### Short exercise
From the listing that follows, output everything exactly except the pictures.

[Begin Records]

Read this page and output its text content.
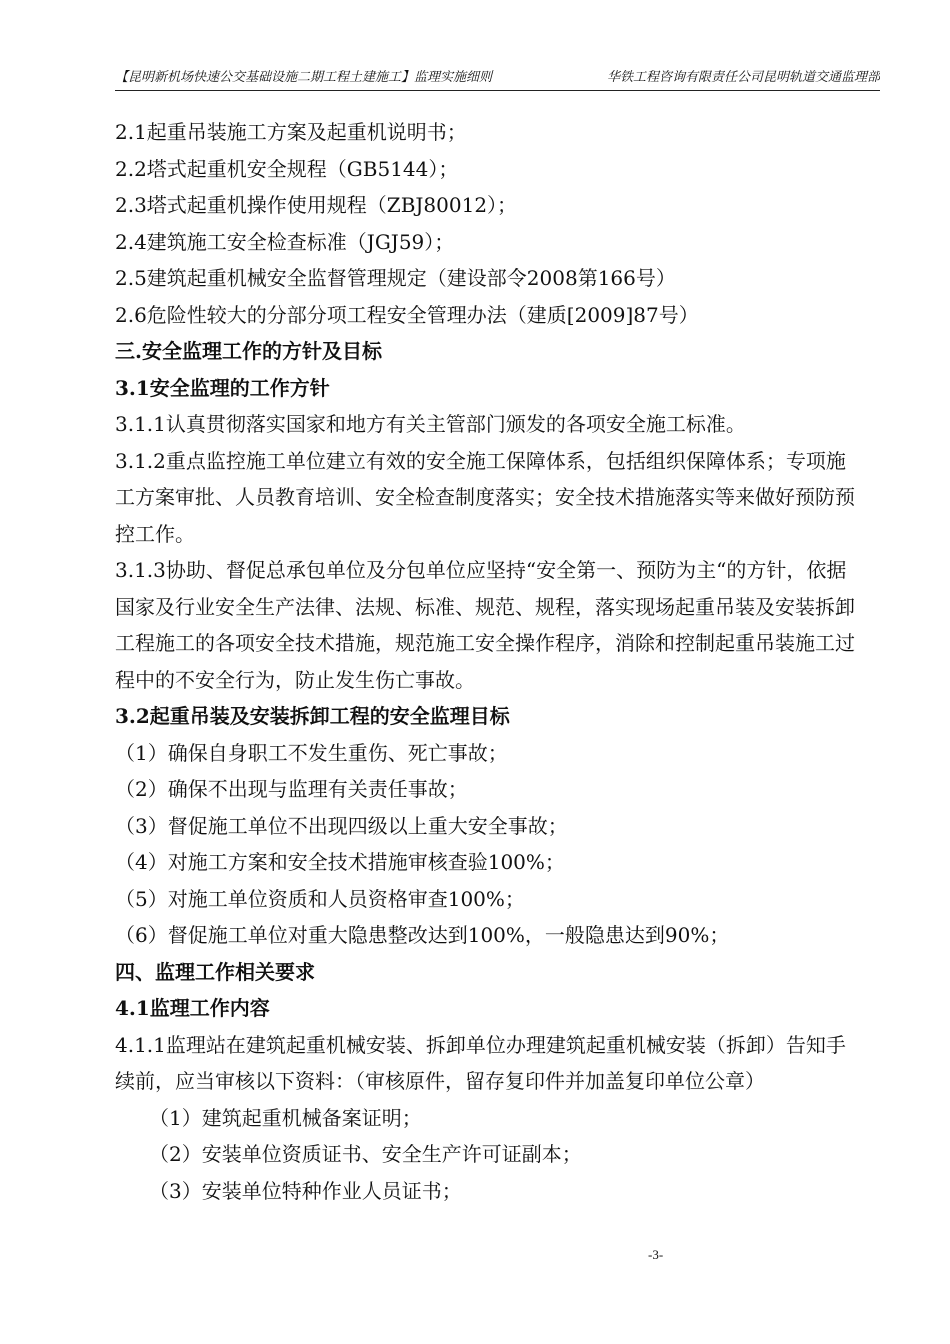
【昆明新机场快速公交基础设施二期工程土建施工】监理实施细则	华铁工程咨询有限责任公司昆明轨道交通监理部
2.1起重吊装施工方案及起重机说明书；
2.2塔式起重机安全规程（GB5144）；
2.3塔式起重机操作使用规程（ZBJ80012）；
2.4建筑施工安全检查标准（JGJ59）；
2.5建筑起重机械安全监督管理规定（建设部令2008第166号）
2.6危险性较大的分部分项工程安全管理办法（建质[2009]87号）
三.安全监理工作的方针及目标
3.1安全监理的工作方针
3.1.1认真贯彻落实国家和地方有关主管部门颁发的各项安全施工标准。
3.1.2重点监控施工单位建立有效的安全施工保障体系，包括组织保障体系；专项施工方案审批、人员教育培训、安全检查制度落实；安全技术措施落实等来做好预防预控工作。
3.1.3协助、督促总承包单位及分包单位应坚持“安全第一、预防为主“的方针，依据国家及行业安全生产法律、法规、标准、规范、规程，落实现场起重吊装及安装拆卸工程施工的各项安全技术措施，规范施工安全操作程序，消除和控制起重吊装施工过程中的不安全行为，防止发生伤亡事故。
3.2起重吊装及安装拆卸工程的安全监理目标
（1）确保自身职工不发生重伤、死亡事故；
（2）确保不出现与监理有关责任事故；
（3）督促施工单位不出现四级以上重大安全事故；
（4）对施工方案和安全技术措施审核查验100%；
（5）对施工单位资质和人员资格审查100%；
（6）督促施工单位对重大隐患整改达到100%，一般隐患达到90%；
四、监理工作相关要求
4.1监理工作内容
4.1.1监理站在建筑起重机械安装、拆卸单位办理建筑起重机械安装（拆卸）告知手续前，应当审核以下资料：（审核原件，留存复印件并加盖复印单位公章）
（1）建筑起重机械备案证明；
（2）安装单位资质证书、安全生产许可证副本；
（3）安装单位特种作业人员证书；
-3-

[End Records]

### Task result
Read this page and output its text content.
【昆明新机场快速公交基础设施二期工程土建施工】监理实施细则	华铁工程咨询有限责任公司昆明轨道交通监理部
2.1起重吊装施工方案及起重机说明书；
2.2塔式起重机安全规程（GB5144）；
2.3塔式起重机操作使用规程（ZBJ80012）；
2.4建筑施工安全检查标准（JGJ59）；
2.5建筑起重机械安全监督管理规定（建设部令2008第166号）
2.6危险性较大的分部分项工程安全管理办法（建质[2009]87号）
三.安全监理工作的方针及目标
3.1安全监理的工作方针
3.1.1认真贯彻落实国家和地方有关主管部门颁发的各项安全施工标准。
3.1.2重点监控施工单位建立有效的安全施工保障体系，包括组织保障体系；专项施工方案审批、人员教育培训、安全检查制度落实；安全技术措施落实等来做好预防预控工作。
3.1.3协助、督促总承包单位及分包单位应坚持“安全第一、预防为主“的方针，依据国家及行业安全生产法律、法规、标准、规范、规程，落实现场起重吊装及安装拆卸工程施工的各项安全技术措施，规范施工安全操作程序，消除和控制起重吊装施工过程中的不安全行为，防止发生伤亡事故。
3.2起重吊装及安装拆卸工程的安全监理目标
（1）确保自身职工不发生重伤、死亡事故；
（2）确保不出现与监理有关责任事故；
（3）督促施工单位不出现四级以上重大安全事故；
（4）对施工方案和安全技术措施审核查验100%；
（5）对施工单位资质和人员资格审查100%；
（6）督促施工单位对重大隐患整改达到100%，一般隐患达到90%；
四、监理工作相关要求
4.1监理工作内容
4.1.1监理站在建筑起重机械安装、拆卸单位办理建筑起重机械安装（拆卸）告知手续前，应当审核以下资料：（审核原件，留存复印件并加盖复印单位公章）
（1）建筑起重机械备案证明；
（2）安装单位资质证书、安全生产许可证副本；
（3）安装单位特种作业人员证书；
-3-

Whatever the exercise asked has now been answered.